» **AIM**
In the listing that follows, how many lines contain "meridional"? Give the number only.

:::::

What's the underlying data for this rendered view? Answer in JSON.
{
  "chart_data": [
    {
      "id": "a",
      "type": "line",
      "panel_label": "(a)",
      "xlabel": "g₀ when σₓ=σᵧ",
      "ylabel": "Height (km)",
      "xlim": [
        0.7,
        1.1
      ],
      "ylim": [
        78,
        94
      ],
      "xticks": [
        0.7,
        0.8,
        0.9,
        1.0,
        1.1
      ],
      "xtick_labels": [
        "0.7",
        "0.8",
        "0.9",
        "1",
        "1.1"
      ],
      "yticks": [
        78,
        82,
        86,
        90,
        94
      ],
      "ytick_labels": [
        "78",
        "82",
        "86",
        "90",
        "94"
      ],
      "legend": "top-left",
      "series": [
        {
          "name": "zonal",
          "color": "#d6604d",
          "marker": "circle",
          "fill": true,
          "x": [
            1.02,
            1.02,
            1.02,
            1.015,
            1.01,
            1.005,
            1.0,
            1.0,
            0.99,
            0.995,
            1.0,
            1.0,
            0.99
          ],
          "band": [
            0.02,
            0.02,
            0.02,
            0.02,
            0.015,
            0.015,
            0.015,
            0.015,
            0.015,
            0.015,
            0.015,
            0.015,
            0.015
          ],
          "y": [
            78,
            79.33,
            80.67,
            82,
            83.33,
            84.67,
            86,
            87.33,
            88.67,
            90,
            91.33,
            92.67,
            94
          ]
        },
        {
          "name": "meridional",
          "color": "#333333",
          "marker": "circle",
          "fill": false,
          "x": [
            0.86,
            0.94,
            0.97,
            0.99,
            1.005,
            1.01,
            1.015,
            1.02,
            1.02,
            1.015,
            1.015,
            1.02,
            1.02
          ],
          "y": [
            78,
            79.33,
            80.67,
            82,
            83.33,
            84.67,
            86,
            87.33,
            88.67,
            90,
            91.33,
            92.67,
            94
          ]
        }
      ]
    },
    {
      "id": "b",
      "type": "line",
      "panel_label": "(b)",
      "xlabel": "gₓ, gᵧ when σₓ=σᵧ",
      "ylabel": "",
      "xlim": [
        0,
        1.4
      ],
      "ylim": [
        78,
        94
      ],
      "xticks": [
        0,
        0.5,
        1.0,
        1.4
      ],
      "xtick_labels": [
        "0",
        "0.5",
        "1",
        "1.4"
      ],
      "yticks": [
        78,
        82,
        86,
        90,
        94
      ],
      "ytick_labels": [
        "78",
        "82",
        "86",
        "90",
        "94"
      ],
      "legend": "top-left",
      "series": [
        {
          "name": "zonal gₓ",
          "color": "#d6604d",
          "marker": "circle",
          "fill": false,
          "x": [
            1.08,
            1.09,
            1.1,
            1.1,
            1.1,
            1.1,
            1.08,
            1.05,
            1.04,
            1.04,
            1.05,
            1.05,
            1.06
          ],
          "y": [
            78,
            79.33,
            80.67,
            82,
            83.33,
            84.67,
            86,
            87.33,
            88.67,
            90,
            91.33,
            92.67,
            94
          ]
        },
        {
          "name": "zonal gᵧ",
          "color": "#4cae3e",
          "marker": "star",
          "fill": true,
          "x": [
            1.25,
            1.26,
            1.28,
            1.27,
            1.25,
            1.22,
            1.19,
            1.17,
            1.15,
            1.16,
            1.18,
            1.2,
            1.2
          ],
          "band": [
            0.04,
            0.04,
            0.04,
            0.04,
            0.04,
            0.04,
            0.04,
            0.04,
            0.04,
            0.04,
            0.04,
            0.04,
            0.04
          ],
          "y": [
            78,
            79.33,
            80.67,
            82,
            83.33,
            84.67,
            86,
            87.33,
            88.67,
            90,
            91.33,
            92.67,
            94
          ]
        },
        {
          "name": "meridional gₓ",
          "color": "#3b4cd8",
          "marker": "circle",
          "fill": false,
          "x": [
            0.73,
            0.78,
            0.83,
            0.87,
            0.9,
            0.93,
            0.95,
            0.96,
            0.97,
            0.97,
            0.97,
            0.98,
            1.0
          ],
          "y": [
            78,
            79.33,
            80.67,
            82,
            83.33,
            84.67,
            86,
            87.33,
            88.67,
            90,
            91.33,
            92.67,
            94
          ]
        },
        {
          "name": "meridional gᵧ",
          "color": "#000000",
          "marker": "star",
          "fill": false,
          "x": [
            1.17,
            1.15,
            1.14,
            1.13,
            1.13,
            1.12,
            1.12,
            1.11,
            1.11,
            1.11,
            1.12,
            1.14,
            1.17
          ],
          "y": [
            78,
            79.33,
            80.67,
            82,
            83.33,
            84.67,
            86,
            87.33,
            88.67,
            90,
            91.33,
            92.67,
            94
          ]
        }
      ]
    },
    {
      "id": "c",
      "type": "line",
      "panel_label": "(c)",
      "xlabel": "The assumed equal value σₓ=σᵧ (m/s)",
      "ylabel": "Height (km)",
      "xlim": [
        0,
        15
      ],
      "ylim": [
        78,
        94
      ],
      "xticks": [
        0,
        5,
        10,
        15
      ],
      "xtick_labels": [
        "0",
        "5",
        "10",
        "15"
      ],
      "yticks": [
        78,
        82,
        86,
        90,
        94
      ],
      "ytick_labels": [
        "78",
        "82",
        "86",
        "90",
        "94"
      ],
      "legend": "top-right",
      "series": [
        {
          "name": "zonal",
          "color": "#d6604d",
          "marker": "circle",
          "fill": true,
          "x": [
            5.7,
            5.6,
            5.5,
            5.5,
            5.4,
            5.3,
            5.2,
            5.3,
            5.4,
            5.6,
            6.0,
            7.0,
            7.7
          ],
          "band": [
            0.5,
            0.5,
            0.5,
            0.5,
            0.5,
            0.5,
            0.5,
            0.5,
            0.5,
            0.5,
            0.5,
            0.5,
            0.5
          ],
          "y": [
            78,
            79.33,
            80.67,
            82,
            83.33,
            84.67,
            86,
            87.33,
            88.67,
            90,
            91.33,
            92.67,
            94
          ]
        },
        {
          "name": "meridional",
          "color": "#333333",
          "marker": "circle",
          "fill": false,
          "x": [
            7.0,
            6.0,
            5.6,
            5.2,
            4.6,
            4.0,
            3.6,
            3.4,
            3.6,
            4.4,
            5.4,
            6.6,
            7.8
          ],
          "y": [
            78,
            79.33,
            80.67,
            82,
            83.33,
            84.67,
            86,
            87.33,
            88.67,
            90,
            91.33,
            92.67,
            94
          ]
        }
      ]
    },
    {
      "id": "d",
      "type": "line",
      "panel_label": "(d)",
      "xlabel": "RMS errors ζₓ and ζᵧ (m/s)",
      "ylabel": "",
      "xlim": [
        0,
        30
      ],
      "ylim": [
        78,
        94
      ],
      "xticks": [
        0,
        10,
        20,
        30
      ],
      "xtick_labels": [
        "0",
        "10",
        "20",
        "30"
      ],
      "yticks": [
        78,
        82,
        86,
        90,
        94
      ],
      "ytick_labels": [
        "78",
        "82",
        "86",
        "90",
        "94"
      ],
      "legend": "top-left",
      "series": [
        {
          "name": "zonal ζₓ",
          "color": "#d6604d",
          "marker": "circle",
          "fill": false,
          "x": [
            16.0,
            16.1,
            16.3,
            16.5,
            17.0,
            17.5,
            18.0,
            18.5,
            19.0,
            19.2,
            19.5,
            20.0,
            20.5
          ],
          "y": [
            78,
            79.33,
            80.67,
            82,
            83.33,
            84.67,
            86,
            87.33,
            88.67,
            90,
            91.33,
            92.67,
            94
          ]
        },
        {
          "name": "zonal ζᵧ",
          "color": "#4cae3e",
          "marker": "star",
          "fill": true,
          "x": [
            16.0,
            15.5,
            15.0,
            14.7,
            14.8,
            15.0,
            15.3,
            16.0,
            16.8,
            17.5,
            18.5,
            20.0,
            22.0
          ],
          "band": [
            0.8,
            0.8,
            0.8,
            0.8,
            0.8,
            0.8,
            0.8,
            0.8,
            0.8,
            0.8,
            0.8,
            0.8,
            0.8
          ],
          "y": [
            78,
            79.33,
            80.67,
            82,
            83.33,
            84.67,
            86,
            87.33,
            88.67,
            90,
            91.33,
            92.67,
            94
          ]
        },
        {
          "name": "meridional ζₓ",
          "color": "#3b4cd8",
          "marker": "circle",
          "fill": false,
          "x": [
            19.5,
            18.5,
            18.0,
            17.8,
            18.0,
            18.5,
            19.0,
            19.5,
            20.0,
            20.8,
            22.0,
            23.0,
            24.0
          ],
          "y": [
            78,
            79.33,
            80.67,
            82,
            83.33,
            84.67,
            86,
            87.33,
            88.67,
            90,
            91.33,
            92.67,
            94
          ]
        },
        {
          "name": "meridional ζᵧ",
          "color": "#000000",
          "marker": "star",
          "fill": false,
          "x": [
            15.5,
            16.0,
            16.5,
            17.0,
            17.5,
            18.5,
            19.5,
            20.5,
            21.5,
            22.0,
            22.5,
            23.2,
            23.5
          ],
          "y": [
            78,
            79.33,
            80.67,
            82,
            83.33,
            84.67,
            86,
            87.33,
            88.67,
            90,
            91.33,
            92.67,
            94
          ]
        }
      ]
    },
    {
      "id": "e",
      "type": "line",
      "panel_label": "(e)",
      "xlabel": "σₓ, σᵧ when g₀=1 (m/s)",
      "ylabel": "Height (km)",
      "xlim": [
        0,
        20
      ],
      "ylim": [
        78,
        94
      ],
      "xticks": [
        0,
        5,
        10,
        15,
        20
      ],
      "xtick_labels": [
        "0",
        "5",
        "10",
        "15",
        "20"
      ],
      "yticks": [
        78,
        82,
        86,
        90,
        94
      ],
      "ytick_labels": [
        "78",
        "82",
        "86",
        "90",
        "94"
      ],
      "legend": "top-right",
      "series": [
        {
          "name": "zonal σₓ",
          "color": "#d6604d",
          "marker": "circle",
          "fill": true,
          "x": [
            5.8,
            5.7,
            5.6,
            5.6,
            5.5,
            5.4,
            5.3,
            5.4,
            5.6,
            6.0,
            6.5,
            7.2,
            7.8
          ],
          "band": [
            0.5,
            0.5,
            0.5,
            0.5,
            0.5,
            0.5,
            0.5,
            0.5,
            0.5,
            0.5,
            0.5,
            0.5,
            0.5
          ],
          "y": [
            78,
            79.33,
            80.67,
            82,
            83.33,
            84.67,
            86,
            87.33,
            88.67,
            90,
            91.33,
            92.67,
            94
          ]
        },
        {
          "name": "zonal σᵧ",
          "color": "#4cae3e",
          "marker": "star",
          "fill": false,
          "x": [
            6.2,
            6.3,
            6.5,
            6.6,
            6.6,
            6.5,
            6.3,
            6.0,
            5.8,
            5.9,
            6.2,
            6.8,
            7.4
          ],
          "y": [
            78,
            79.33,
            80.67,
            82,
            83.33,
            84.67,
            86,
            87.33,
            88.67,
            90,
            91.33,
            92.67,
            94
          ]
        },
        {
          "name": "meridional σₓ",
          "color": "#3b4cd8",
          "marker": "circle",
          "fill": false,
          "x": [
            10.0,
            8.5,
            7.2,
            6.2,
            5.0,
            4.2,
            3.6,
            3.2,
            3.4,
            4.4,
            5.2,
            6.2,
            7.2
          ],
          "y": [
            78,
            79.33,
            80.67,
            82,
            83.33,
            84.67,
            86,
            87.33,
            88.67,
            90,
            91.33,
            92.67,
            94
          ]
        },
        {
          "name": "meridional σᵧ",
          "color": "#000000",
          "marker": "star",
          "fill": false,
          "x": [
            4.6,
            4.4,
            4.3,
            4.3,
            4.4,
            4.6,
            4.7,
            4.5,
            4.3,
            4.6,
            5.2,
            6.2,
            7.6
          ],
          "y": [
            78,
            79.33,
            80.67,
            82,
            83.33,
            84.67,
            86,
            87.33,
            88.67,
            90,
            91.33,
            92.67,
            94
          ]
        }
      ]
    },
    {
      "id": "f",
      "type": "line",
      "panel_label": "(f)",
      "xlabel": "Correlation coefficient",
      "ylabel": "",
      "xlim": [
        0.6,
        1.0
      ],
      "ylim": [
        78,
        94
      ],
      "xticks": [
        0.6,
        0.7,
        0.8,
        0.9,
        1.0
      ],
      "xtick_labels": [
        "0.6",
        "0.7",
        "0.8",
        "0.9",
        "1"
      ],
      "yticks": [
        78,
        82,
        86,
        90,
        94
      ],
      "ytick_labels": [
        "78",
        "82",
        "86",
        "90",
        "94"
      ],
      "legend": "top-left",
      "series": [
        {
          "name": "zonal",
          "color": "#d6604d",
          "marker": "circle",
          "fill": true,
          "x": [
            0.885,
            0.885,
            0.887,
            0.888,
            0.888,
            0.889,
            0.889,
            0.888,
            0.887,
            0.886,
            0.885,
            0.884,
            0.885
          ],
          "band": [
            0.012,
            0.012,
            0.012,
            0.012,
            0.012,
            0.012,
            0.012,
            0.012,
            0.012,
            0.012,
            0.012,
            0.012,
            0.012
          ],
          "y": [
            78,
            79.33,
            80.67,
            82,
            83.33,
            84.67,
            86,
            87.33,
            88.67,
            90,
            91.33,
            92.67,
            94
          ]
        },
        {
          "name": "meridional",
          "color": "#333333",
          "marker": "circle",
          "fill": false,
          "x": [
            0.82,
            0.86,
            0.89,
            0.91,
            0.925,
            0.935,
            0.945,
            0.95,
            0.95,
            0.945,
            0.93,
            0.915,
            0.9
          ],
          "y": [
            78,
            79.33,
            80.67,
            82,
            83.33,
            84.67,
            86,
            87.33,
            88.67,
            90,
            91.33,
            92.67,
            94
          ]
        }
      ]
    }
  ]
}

:::::

» **RESPONSE TO THIS TASK**
9